**Given problem**
Scan the records below. List lines holding "فيهما".

**Recorded data**

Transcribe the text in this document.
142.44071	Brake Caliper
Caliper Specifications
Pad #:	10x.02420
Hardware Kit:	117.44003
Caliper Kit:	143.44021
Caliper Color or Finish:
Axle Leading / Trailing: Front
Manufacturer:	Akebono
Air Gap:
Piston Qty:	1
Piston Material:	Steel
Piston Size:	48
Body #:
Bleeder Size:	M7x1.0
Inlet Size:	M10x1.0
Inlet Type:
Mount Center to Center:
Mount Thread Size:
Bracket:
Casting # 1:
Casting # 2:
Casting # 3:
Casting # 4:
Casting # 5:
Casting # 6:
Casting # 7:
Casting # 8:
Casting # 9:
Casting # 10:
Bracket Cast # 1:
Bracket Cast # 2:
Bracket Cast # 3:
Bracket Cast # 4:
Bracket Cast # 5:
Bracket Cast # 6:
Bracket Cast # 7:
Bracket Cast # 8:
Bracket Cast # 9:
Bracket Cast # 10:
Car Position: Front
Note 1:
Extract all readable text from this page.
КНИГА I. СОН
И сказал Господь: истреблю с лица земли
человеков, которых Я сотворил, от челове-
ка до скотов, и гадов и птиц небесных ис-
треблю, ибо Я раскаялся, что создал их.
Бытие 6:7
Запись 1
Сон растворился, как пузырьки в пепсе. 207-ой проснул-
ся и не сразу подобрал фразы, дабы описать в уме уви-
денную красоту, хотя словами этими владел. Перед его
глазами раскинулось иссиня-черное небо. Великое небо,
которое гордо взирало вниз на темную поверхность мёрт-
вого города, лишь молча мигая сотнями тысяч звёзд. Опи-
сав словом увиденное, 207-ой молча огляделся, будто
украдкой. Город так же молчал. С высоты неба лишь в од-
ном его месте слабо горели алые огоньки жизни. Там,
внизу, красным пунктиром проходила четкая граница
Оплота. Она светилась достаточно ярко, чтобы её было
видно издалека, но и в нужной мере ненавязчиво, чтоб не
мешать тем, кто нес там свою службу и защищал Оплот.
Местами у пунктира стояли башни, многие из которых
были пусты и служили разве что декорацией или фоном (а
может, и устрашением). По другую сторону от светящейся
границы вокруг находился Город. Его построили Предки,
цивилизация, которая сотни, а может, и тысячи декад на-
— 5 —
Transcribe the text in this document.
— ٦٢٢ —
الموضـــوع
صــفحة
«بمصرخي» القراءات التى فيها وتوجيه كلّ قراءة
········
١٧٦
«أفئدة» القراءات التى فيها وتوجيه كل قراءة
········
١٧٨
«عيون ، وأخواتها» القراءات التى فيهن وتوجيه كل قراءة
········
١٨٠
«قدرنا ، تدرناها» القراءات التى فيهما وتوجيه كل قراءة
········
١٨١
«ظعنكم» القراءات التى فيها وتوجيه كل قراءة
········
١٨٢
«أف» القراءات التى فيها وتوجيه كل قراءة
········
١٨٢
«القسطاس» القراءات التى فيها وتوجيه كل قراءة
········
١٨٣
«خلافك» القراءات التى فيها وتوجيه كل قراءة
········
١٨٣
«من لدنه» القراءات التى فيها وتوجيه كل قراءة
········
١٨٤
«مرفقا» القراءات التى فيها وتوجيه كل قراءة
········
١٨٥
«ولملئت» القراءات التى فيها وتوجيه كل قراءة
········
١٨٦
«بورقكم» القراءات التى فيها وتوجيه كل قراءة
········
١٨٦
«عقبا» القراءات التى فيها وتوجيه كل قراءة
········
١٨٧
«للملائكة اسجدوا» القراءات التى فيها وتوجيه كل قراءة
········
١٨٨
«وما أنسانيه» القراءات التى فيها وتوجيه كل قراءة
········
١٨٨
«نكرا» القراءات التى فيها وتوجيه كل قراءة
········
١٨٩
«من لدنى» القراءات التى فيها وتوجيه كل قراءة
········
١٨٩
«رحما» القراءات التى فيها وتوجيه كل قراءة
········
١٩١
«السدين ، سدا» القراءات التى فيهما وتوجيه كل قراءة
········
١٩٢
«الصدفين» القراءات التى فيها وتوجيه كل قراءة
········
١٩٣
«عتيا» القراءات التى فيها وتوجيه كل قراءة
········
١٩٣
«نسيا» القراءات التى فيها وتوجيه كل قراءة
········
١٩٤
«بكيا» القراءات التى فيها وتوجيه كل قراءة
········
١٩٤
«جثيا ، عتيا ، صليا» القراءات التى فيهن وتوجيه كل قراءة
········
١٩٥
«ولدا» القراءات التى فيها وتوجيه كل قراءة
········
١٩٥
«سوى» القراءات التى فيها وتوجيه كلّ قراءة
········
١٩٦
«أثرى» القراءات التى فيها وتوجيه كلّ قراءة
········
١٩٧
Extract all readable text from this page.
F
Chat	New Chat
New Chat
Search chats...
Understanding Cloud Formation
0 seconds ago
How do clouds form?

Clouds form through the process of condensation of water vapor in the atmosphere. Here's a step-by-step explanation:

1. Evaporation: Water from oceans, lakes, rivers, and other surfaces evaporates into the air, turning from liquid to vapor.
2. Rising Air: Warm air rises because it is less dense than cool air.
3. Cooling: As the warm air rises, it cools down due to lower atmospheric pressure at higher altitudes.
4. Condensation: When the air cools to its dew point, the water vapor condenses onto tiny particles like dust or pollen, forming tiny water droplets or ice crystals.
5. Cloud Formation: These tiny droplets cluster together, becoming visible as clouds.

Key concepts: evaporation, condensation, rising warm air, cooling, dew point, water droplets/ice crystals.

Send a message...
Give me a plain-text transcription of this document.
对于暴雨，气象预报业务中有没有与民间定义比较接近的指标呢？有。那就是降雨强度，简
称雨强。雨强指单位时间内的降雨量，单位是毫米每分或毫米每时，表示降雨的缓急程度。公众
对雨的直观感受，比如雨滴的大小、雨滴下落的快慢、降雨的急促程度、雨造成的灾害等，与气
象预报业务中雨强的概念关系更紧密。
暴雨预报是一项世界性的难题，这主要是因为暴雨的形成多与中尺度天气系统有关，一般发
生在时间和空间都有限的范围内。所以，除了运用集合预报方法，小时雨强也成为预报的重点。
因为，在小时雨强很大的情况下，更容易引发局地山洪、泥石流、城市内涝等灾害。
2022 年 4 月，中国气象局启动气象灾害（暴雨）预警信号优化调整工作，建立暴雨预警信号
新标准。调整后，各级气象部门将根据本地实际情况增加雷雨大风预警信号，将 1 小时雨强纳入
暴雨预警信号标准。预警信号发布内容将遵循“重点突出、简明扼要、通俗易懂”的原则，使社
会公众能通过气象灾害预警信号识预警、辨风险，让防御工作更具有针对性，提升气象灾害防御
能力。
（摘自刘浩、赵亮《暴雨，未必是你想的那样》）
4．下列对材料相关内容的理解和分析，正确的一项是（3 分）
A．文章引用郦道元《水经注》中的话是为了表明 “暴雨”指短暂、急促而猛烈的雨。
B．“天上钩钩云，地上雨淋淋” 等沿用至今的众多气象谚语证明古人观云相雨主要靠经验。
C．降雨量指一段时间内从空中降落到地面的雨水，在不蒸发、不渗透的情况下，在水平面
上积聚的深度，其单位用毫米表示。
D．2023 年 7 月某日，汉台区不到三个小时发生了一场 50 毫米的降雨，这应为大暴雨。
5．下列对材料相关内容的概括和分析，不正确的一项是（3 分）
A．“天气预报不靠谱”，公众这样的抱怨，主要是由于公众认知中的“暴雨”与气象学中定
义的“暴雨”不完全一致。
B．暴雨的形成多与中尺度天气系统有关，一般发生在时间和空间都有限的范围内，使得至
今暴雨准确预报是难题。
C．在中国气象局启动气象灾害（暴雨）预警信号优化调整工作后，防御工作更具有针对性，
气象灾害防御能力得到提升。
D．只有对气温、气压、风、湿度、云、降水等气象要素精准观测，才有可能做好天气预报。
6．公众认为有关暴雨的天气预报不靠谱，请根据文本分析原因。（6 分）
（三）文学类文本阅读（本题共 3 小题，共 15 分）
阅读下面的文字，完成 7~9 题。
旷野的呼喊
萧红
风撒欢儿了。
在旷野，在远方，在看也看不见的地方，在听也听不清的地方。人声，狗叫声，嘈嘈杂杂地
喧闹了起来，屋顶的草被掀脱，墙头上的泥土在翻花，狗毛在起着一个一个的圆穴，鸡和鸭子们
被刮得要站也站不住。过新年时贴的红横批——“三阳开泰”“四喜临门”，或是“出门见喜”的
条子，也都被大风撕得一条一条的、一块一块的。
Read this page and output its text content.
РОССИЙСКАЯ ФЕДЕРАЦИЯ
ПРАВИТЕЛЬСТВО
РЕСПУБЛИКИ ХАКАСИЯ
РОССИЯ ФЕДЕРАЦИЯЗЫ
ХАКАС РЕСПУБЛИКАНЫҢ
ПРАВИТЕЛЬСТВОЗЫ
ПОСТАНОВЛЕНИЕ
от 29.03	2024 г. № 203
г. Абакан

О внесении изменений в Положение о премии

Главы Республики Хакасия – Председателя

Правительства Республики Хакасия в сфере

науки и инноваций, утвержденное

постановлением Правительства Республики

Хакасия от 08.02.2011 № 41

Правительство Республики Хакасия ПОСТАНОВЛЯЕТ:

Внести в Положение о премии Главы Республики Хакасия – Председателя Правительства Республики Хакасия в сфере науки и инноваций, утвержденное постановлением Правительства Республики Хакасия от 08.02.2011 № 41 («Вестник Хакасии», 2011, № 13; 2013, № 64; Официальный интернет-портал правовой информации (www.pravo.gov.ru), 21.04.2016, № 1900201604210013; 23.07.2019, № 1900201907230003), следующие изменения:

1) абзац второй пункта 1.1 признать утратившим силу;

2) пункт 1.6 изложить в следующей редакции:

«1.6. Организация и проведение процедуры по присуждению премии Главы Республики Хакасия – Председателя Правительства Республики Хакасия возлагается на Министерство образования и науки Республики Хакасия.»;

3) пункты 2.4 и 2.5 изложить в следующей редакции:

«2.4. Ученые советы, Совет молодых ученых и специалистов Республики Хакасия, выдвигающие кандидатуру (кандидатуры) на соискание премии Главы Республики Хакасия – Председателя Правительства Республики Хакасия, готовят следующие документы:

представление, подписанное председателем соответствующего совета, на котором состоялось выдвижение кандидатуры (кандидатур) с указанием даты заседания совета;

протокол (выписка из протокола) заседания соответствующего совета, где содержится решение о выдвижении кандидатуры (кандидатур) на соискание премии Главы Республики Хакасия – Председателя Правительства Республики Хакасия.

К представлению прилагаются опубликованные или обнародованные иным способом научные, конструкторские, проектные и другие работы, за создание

**Worked solution**
«قدرنا ، تدرناها» القراءات التى فيهما وتوجيه كل قراءة
«السدين ، سدا» القراءات التى فيهما وتوجيه كل قراءة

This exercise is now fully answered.